* START Records for the exercise *
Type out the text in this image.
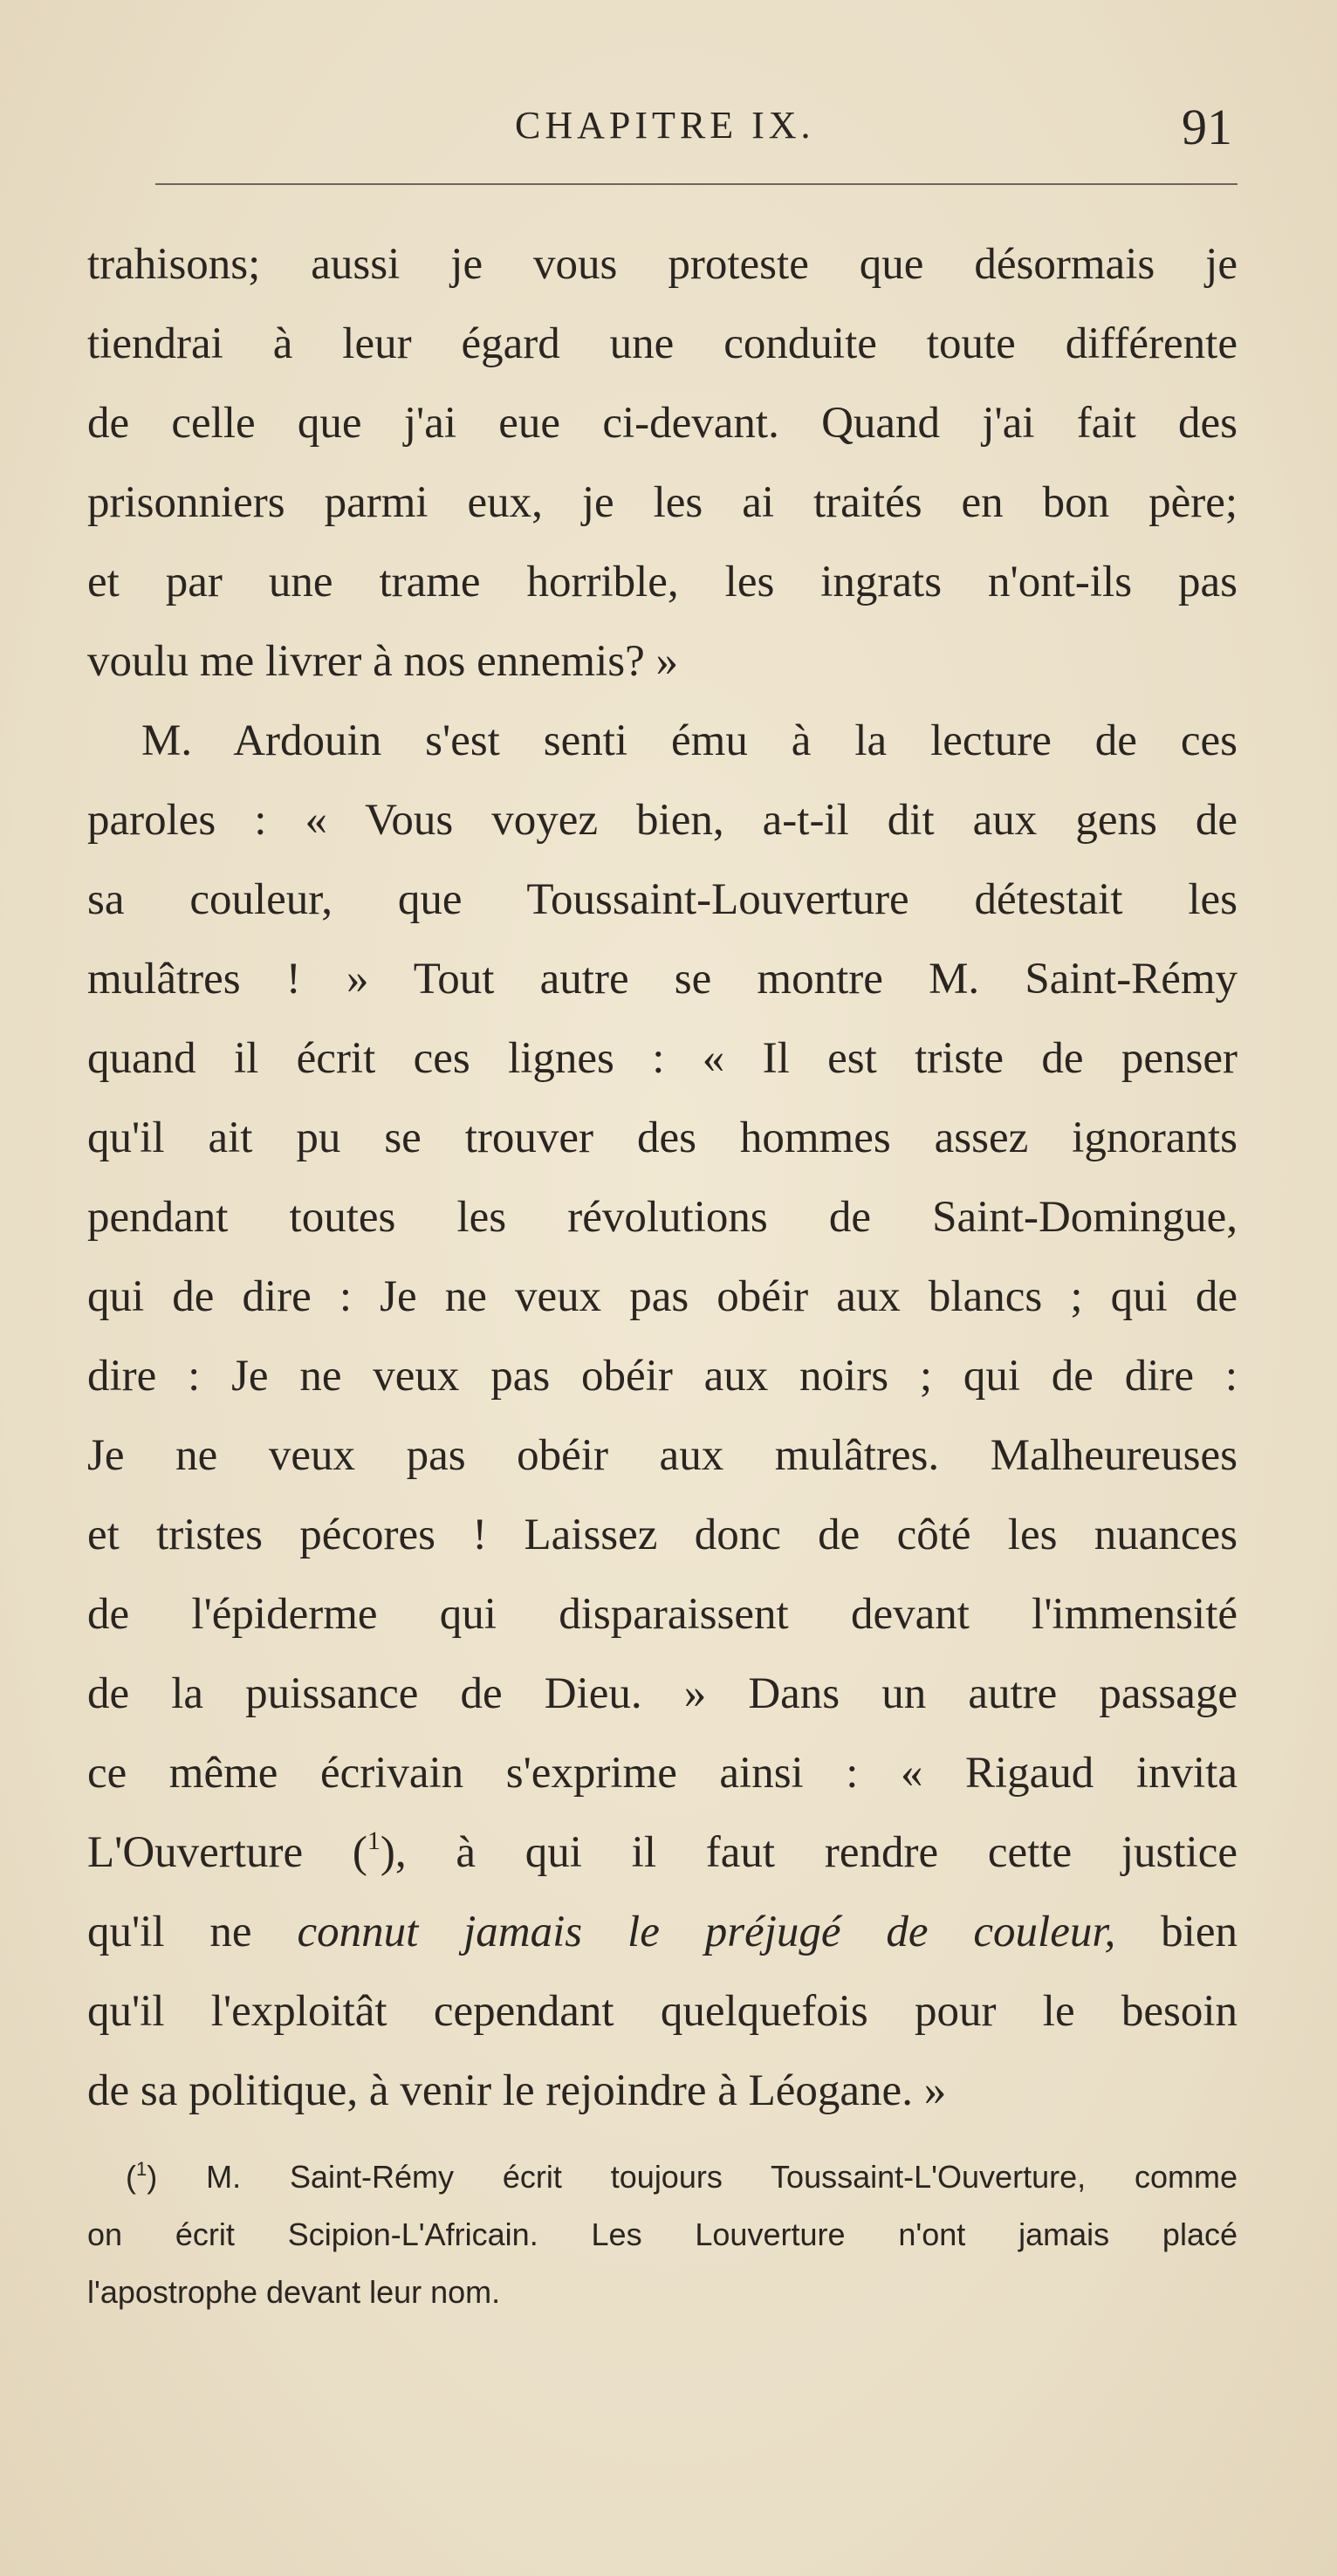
CHAPITRE IX.	91
trahisons; aussi je vous proteste que désormais je
tiendrai à leur égard une conduite toute différente
de celle que j'ai eue ci-devant. Quand j'ai fait des
prisonniers parmi eux, je les ai traités en bon père;
et par une trame horrible, les ingrats n'ont-ils pas
voulu me livrer à nos ennemis? »
M. Ardouin s'est senti ému à la lecture de ces
paroles : « Vous voyez bien, a-t-il dit aux gens de
sa couleur, que Toussaint-Louverture détestait les
mulâtres ! » Tout autre se montre M. Saint-Rémy
quand il écrit ces lignes : « Il est triste de penser
qu'il ait pu se trouver des hommes assez ignorants
pendant toutes les révolutions de Saint-Domingue,
qui de dire : Je ne veux pas obéir aux blancs ; qui de
dire : Je ne veux pas obéir aux noirs ; qui de dire :
Je ne veux pas obéir aux mulâtres. Malheureuses
et tristes pécores ! Laissez donc de côté les nuances
de l'épiderme qui disparaissent devant l'immensité
de la puissance de Dieu. » Dans un autre passage
ce même écrivain s'exprime ainsi : « Rigaud invita
L'Ouverture ($^1$), à qui il faut rendre cette justice
qu'il ne connut jamais le préjugé de couleur, bien
qu'il l'exploitât cependant quelquefois pour le besoin
de sa politique, à venir le rejoindre à Léogane. »
($^1$) M. Saint-Rémy écrit toujours Toussaint-L'Ouverture, comme
on écrit Scipion-L'Africain. Les Louverture n'ont jamais placé
l'apostrophe devant leur nom.
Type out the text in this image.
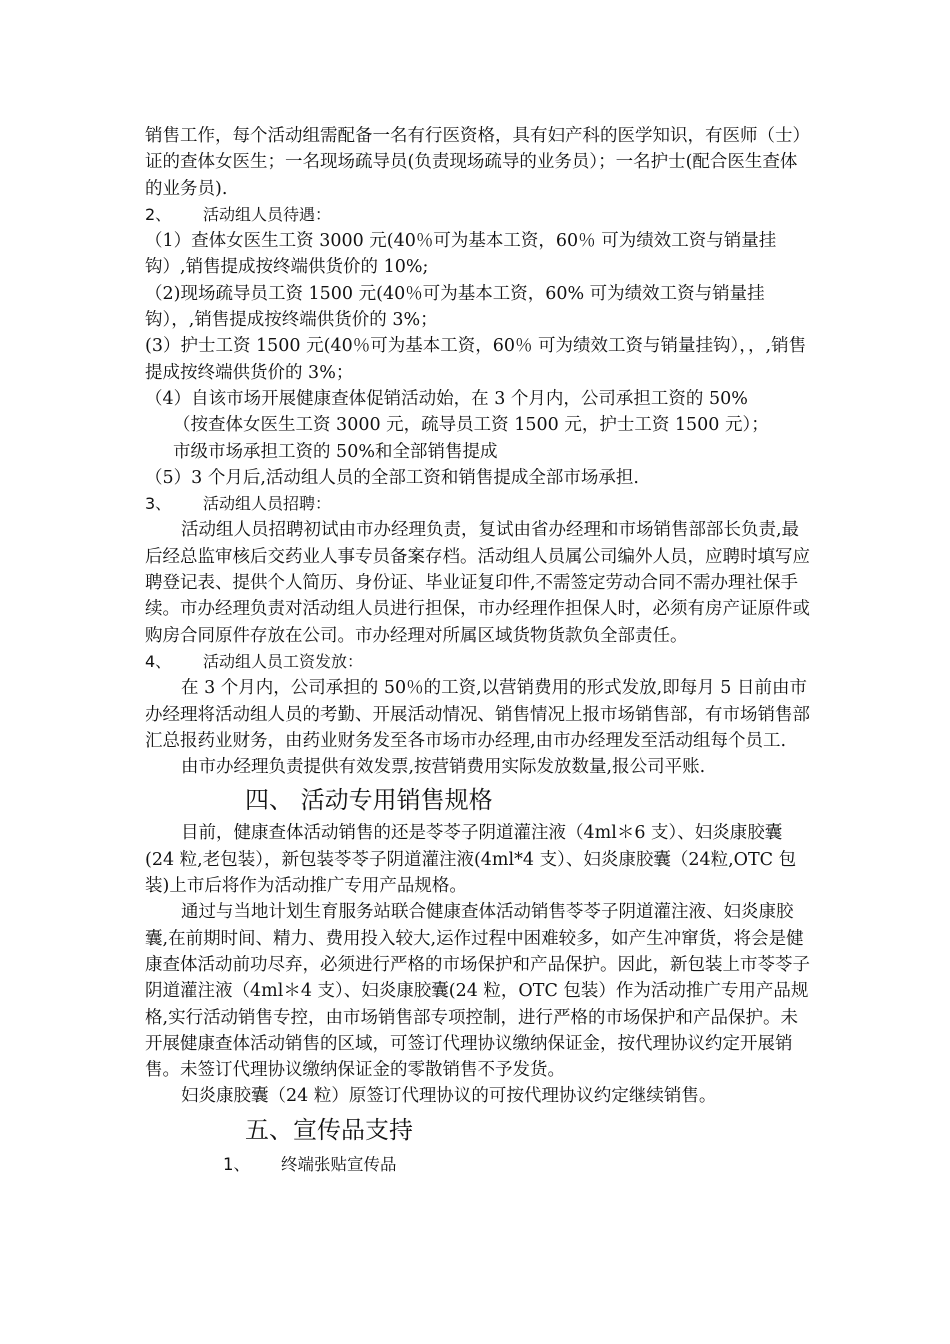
销售工作，每个活动组需配备一名有行医资格，具有妇产科的医学知识，有医师（士）证的查体女医生；一名现场疏导员(负责现场疏导的业务员）；一名护士(配合医生查体的业务员).

2、 活动组人员待遇：

（1）查体女医生工资 3000 元(40％可为基本工资，60％ 可为绩效工资与销量挂钩）,销售提成按终端供货价的 10%;

（2)现场疏导员工资 1500 元(40％可为基本工资，60% 可为绩效工资与销量挂钩），,销售提成按终端供货价的 3%；

(3）护士工资 1500 元(40％可为基本工资，60％ 可为绩效工资与销量挂钩），，,销售提成按终端供货价的 3%；

（4）自该市场开展健康查体促销活动始，在 3 个月内，公司承担工资的 50%

（按查体女医生工资 3000 元，疏导员工资 1500 元，护士工资 1500 元）；

市级市场承担工资的 50%和全部销售提成

（5）3 个月后,活动组人员的全部工资和销售提成全部市场承担.

3、 活动组人员招聘：

活动组人员招聘初试由市办经理负责，复试由省办经理和市场销售部部长负责,最后经总监审核后交药业人事专员备案存档。活动组人员属公司编外人员，应聘时填写应聘登记表、提供个人简历、身份证、毕业证复印件,不需签定劳动合同不需办理社保手续。市办经理负责对活动组人员进行担保，市办经理作担保人时，必须有房产证原件或购房合同原件存放在公司。市办经理对所属区域货物货款负全部责任。

4、 活动组人员工资发放：

在 3 个月内，公司承担的 50％的工资,以营销费用的形式发放,即每月 5 日前由市办经理将活动组人员的考勤、开展活动情况、销售情况上报市场销售部，有市场销售部汇总报药业财务，由药业财务发至各市场市办经理,由市办经理发至活动组每个员工.

由市办经理负责提供有效发票,按营销费用实际发放数量,报公司平账.

四、 活动专用销售规格

目前，健康查体活动销售的还是苓苓子阴道灌注液（4ml＊6 支）、妇炎康胶囊(24 粒,老包装），新包装苓苓子阴道灌注液(4ml*4 支）、妇炎康胶囊（24粒,OTC 包装)上市后将作为活动推广专用产品规格。

通过与当地计划生育服务站联合健康查体活动销售苓苓子阴道灌注液、妇炎康胶囊,在前期时间、精力、费用投入较大,运作过程中困难较多，如产生冲窜货，将会是健康查体活动前功尽弃，必须进行严格的市场保护和产品保护。因此，新包装上市苓苓子阴道灌注液（4ml＊4 支）、妇炎康胶囊(24 粒，OTC 包装）作为活动推广专用产品规格,实行活动销售专控，由市场销售部专项控制，进行严格的市场保护和产品保护。未开展健康查体活动销售的区域，可签订代理协议缴纳保证金，按代理协议约定开展销售。未签订代理协议缴纳保证金的零散销售不予发货。

妇炎康胶囊（24 粒）原签订代理协议的可按代理协议约定继续销售。

五、宣传品支持

1、 终端张贴宣传品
* END Records for the exercise *
- [Written task]:
Without the pictures, repeat the listing above exactly.

- [Answer to this problem]:
Type out the text in this image.
CHAPITRE IX.	91
trahisons; aussi je vous proteste que désormais je
tiendrai à leur égard une conduite toute différente
de celle que j'ai eue ci-devant. Quand j'ai fait des
prisonniers parmi eux, je les ai traités en bon père;
et par une trame horrible, les ingrats n'ont-ils pas
voulu me livrer à nos ennemis? »
M. Ardouin s'est senti ému à la lecture de ces
paroles : « Vous voyez bien, a-t-il dit aux gens de
sa couleur, que Toussaint-Louverture détestait les
mulâtres ! » Tout autre se montre M. Saint-Rémy
quand il écrit ces lignes : « Il est triste de penser
qu'il ait pu se trouver des hommes assez ignorants
pendant toutes les révolutions de Saint-Domingue,
qui de dire : Je ne veux pas obéir aux blancs ; qui de
dire : Je ne veux pas obéir aux noirs ; qui de dire :
Je ne veux pas obéir aux mulâtres. Malheureuses
et tristes pécores ! Laissez donc de côté les nuances
de l'épiderme qui disparaissent devant l'immensité
de la puissance de Dieu. » Dans un autre passage
ce même écrivain s'exprime ainsi : « Rigaud invita
L'Ouverture ($^1$), à qui il faut rendre cette justice
qu'il ne connut jamais le préjugé de couleur, bien
qu'il l'exploitât cependant quelquefois pour le besoin
de sa politique, à venir le rejoindre à Léogane. »
($^1$) M. Saint-Rémy écrit toujours Toussaint-L'Ouverture, comme
on écrit Scipion-L'Africain. Les Louverture n'ont jamais placé
l'apostrophe devant leur nom.
Type out the text in this image.
销售工作，每个活动组需配备一名有行医资格，具有妇产科的医学知识，有医师（士）证的查体女医生；一名现场疏导员(负责现场疏导的业务员）；一名护士(配合医生查体的业务员).

2、 活动组人员待遇：

（1）查体女医生工资 3000 元(40％可为基本工资，60％ 可为绩效工资与销量挂钩）,销售提成按终端供货价的 10%;

（2)现场疏导员工资 1500 元(40％可为基本工资，60% 可为绩效工资与销量挂钩），,销售提成按终端供货价的 3%；

(3）护士工资 1500 元(40％可为基本工资，60％ 可为绩效工资与销量挂钩），，,销售提成按终端供货价的 3%；

（4）自该市场开展健康查体促销活动始，在 3 个月内，公司承担工资的 50%

（按查体女医生工资 3000 元，疏导员工资 1500 元，护士工资 1500 元）；

市级市场承担工资的 50%和全部销售提成

（5）3 个月后,活动组人员的全部工资和销售提成全部市场承担.

3、 活动组人员招聘：

活动组人员招聘初试由市办经理负责，复试由省办经理和市场销售部部长负责,最后经总监审核后交药业人事专员备案存档。活动组人员属公司编外人员，应聘时填写应聘登记表、提供个人简历、身份证、毕业证复印件,不需签定劳动合同不需办理社保手续。市办经理负责对活动组人员进行担保，市办经理作担保人时，必须有房产证原件或购房合同原件存放在公司。市办经理对所属区域货物货款负全部责任。

4、 活动组人员工资发放：

在 3 个月内，公司承担的 50％的工资,以营销费用的形式发放,即每月 5 日前由市办经理将活动组人员的考勤、开展活动情况、销售情况上报市场销售部，有市场销售部汇总报药业财务，由药业财务发至各市场市办经理,由市办经理发至活动组每个员工.

由市办经理负责提供有效发票,按营销费用实际发放数量,报公司平账.

四、 活动专用销售规格

目前，健康查体活动销售的还是苓苓子阴道灌注液（4ml＊6 支）、妇炎康胶囊(24 粒,老包装），新包装苓苓子阴道灌注液(4ml*4 支）、妇炎康胶囊（24粒,OTC 包装)上市后将作为活动推广专用产品规格。

通过与当地计划生育服务站联合健康查体活动销售苓苓子阴道灌注液、妇炎康胶囊,在前期时间、精力、费用投入较大,运作过程中困难较多，如产生冲窜货，将会是健康查体活动前功尽弃，必须进行严格的市场保护和产品保护。因此，新包装上市苓苓子阴道灌注液（4ml＊4 支）、妇炎康胶囊(24 粒，OTC 包装）作为活动推广专用产品规格,实行活动销售专控，由市场销售部专项控制，进行严格的市场保护和产品保护。未开展健康查体活动销售的区域，可签订代理协议缴纳保证金，按代理协议约定开展销售。未签订代理协议缴纳保证金的零散销售不予发货。

妇炎康胶囊（24 粒）原签订代理协议的可按代理协议约定继续销售。

五、宣传品支持

1、 终端张贴宣传品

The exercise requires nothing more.